Lines of data
● ● ● ● ●

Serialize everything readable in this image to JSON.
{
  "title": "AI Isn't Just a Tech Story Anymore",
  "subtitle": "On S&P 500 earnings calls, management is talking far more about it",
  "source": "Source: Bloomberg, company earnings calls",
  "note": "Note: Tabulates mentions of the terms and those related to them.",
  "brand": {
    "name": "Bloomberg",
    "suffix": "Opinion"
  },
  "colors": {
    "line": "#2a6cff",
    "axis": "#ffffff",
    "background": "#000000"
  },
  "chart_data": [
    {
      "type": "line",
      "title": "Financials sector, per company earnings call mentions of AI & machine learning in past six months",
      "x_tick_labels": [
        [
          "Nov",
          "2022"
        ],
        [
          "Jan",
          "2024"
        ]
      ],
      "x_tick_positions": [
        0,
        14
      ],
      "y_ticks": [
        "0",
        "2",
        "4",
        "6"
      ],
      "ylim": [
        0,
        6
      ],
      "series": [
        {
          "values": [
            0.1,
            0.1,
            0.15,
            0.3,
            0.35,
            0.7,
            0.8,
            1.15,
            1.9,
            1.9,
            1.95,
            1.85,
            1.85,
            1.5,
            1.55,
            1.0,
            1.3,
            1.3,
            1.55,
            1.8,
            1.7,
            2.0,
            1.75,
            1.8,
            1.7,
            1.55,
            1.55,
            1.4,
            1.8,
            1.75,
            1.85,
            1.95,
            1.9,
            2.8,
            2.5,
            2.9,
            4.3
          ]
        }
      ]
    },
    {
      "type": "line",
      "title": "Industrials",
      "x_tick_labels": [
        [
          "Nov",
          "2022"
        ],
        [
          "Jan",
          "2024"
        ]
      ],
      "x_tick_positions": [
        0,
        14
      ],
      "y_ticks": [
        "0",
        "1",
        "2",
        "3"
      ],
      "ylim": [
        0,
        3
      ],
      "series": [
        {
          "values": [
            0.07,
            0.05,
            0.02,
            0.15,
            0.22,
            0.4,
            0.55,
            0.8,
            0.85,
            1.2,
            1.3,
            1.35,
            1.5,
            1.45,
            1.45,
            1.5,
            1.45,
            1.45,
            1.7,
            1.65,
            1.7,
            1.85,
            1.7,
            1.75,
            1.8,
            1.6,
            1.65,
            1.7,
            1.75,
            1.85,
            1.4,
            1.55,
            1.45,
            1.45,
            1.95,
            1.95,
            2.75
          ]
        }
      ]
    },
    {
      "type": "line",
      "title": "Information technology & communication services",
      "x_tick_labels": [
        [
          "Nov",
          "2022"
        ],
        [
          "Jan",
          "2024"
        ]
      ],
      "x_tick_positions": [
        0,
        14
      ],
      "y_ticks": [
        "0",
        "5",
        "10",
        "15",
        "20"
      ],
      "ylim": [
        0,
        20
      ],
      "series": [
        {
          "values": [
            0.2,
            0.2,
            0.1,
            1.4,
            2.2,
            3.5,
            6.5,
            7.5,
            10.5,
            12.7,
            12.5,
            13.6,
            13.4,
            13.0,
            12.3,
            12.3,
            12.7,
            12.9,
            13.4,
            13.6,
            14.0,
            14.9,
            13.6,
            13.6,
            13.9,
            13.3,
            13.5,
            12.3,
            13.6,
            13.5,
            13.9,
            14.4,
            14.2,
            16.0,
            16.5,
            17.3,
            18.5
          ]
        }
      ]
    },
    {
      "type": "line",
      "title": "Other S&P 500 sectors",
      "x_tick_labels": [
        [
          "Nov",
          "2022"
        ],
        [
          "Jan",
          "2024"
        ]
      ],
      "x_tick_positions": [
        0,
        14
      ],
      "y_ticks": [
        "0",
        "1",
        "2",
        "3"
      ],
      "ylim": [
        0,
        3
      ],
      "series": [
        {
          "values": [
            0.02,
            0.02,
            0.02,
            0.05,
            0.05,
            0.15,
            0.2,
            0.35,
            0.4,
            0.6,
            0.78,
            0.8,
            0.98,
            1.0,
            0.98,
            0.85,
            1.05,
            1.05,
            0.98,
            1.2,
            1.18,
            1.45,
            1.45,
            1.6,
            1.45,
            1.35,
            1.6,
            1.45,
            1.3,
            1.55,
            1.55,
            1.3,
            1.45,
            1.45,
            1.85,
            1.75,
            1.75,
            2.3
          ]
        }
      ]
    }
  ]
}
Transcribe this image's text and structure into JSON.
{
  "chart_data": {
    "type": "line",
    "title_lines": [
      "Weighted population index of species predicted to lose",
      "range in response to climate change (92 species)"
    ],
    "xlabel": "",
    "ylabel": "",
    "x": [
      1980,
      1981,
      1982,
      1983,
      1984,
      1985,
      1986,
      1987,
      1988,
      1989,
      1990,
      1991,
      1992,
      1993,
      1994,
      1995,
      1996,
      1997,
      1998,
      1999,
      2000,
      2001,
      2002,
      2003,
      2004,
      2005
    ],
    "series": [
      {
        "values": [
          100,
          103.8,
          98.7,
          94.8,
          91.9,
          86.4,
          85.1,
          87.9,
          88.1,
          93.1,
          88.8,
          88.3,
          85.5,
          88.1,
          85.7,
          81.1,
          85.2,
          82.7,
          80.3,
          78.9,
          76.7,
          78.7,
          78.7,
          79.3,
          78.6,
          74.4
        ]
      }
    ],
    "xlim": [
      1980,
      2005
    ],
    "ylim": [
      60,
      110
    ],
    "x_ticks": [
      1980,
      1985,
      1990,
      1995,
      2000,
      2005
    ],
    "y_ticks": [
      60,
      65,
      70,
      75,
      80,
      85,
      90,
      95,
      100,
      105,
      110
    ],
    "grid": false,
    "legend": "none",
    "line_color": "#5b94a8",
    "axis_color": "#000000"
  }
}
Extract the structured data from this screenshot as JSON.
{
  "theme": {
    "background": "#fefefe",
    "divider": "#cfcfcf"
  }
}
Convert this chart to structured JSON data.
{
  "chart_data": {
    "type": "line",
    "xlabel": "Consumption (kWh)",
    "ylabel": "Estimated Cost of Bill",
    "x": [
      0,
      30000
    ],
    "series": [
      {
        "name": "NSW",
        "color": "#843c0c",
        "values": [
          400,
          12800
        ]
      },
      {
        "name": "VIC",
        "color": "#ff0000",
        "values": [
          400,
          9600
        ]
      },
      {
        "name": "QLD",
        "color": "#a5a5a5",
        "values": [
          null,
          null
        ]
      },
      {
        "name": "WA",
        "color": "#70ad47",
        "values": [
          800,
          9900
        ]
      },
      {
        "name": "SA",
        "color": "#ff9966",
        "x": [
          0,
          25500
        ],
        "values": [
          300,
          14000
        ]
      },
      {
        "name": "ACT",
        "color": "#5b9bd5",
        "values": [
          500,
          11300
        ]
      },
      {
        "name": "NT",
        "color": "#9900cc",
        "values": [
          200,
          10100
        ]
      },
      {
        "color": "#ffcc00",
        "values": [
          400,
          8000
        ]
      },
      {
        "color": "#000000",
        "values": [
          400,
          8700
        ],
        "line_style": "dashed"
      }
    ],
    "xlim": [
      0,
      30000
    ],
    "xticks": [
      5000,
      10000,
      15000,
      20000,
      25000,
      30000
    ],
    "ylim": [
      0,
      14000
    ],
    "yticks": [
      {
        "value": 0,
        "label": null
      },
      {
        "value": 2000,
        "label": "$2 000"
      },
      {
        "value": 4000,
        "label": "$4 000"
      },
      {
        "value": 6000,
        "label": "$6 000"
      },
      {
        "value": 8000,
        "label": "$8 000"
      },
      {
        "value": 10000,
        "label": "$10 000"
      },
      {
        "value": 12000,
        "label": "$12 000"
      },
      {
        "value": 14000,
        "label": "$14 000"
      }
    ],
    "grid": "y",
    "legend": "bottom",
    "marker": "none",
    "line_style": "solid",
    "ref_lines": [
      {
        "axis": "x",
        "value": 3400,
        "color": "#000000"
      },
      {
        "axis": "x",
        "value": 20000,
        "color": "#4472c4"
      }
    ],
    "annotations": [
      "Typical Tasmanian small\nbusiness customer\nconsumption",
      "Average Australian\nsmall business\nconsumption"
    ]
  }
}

● ● ● ● ●

WRITTEN PROBLEM – Count the lines of the material that include the word "structured", then state only the total.

COMPLETED TASK – 2